# TASK INSTRUCTIONS
Every line that holds the string "Accusations" is to be identified and copied.

## Begin DATA SUPPLIED

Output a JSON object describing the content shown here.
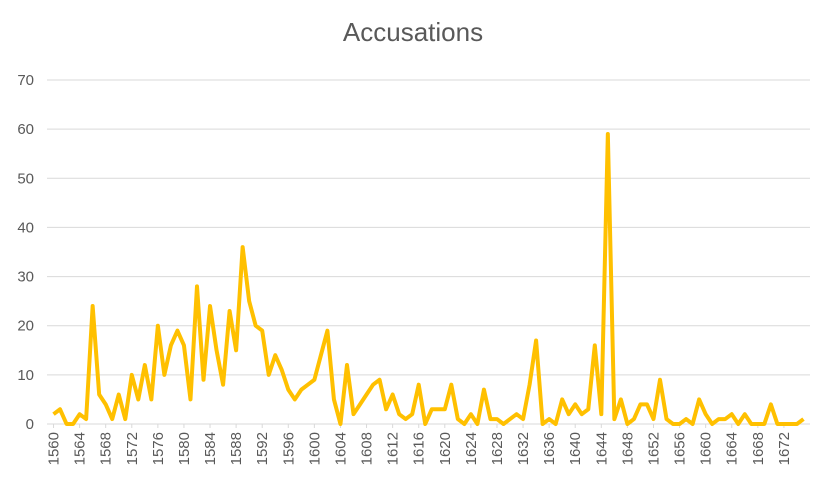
{
  "chart_data": {
    "type": "line",
    "title": "Accusations",
    "x": [
      1560,
      1561,
      1562,
      1563,
      1564,
      1565,
      1566,
      1567,
      1568,
      1569,
      1570,
      1571,
      1572,
      1573,
      1574,
      1575,
      1576,
      1577,
      1578,
      1579,
      1580,
      1581,
      1582,
      1583,
      1584,
      1585,
      1586,
      1587,
      1588,
      1589,
      1590,
      1591,
      1592,
      1593,
      1594,
      1595,
      1596,
      1597,
      1598,
      1599,
      1600,
      1601,
      1602,
      1603,
      1604,
      1605,
      1606,
      1607,
      1608,
      1609,
      1610,
      1611,
      1612,
      1613,
      1614,
      1615,
      1616,
      1617,
      1618,
      1619,
      1620,
      1621,
      1622,
      1623,
      1624,
      1625,
      1626,
      1627,
      1628,
      1629,
      1630,
      1631,
      1632,
      1633,
      1634,
      1635,
      1636,
      1637,
      1638,
      1639,
      1640,
      1641,
      1642,
      1643,
      1644,
      1645,
      1646,
      1647,
      1648,
      1649,
      1650,
      1651,
      1652,
      1653,
      1654,
      1655,
      1656,
      1657,
      1658,
      1659,
      1660,
      1661,
      1662,
      1663,
      1664,
      1665,
      1666,
      1667,
      1668,
      1669,
      1670,
      1671,
      1672,
      1673,
      1674,
      1675
    ],
    "series": [
      {
        "name": "Accusations",
        "color": "#ffc000",
        "values": [
          2,
          3,
          0,
          0,
          2,
          1,
          24,
          6,
          4,
          1,
          6,
          1,
          10,
          5,
          12,
          5,
          20,
          10,
          16,
          19,
          16,
          5,
          28,
          9,
          24,
          15,
          8,
          23,
          15,
          36,
          25,
          20,
          19,
          10,
          14,
          11,
          7,
          5,
          7,
          8,
          9,
          14,
          19,
          5,
          0,
          12,
          2,
          4,
          6,
          8,
          9,
          3,
          6,
          2,
          1,
          2,
          8,
          0,
          3,
          3,
          3,
          8,
          1,
          0,
          2,
          0,
          7,
          1,
          1,
          0,
          1,
          2,
          1,
          8,
          17,
          0,
          1,
          0,
          5,
          2,
          4,
          2,
          3,
          16,
          2,
          59,
          1,
          5,
          0,
          1,
          4,
          4,
          1,
          9,
          1,
          0,
          0,
          1,
          0,
          5,
          2,
          0,
          1,
          1,
          2,
          0,
          2,
          0,
          0,
          0,
          4,
          0,
          0,
          0,
          0,
          1
        ]
      }
    ],
    "xlim": [
      1559,
      1676
    ],
    "xticks": [
      1560,
      1564,
      1568,
      1572,
      1576,
      1580,
      1584,
      1588,
      1592,
      1596,
      1600,
      1604,
      1608,
      1612,
      1616,
      1620,
      1624,
      1628,
      1632,
      1636,
      1640,
      1644,
      1648,
      1652,
      1656,
      1660,
      1664,
      1668,
      1672
    ],
    "ylim": [
      0,
      70
    ],
    "yticks": [
      0,
      10,
      20,
      30,
      40,
      50,
      60,
      70
    ],
    "grid": true
  }
}
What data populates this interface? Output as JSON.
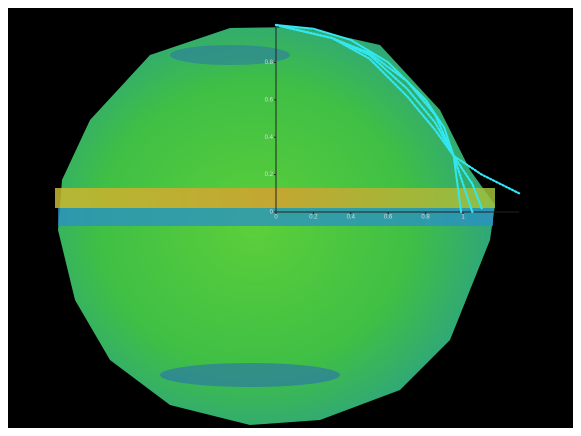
{
  "chart_data": {
    "type": "line",
    "xlim": [
      0,
      1.3
    ],
    "ylim": [
      0,
      1
    ],
    "xticks": [
      0,
      0.2,
      0.4,
      0.6,
      0.8,
      1
    ],
    "yticks": [
      0,
      0.2,
      0.4,
      0.6,
      0.8
    ],
    "series": [
      {
        "color": "#33e6f0",
        "style": "solid",
        "x": [
          0,
          0.2,
          0.4,
          0.6,
          0.8,
          0.9,
          0.95,
          0.99
        ],
        "values": [
          1,
          0.98,
          0.92,
          0.8,
          0.6,
          0.45,
          0.3,
          0
        ]
      },
      {
        "color": "#33e6f0",
        "style": "dotted",
        "x": [
          0,
          0.3,
          0.5,
          0.7,
          0.85,
          0.95,
          1.0,
          1.05
        ],
        "values": [
          1,
          0.93,
          0.82,
          0.62,
          0.44,
          0.3,
          0.15,
          0
        ]
      },
      {
        "color": "#33e6f0",
        "style": "dotted",
        "x": [
          0,
          0.3,
          0.5,
          0.7,
          0.85,
          0.95,
          1.05,
          1.1
        ],
        "values": [
          1,
          0.93,
          0.84,
          0.66,
          0.48,
          0.3,
          0.15,
          0.02
        ]
      },
      {
        "color": "#33e6f0",
        "style": "dotted",
        "x": [
          0,
          0.3,
          0.5,
          0.7,
          0.85,
          0.95,
          1.1,
          1.3
        ],
        "values": [
          1,
          0.93,
          0.85,
          0.7,
          0.52,
          0.3,
          0.2,
          0.1
        ]
      }
    ]
  }
}
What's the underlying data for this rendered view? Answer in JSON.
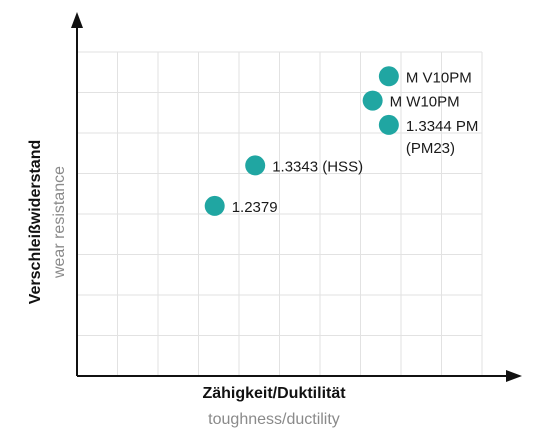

## End DATA SUPPLIED

# TASK OUTPUT
    "title": "Accusations",
        "name": "Accusations",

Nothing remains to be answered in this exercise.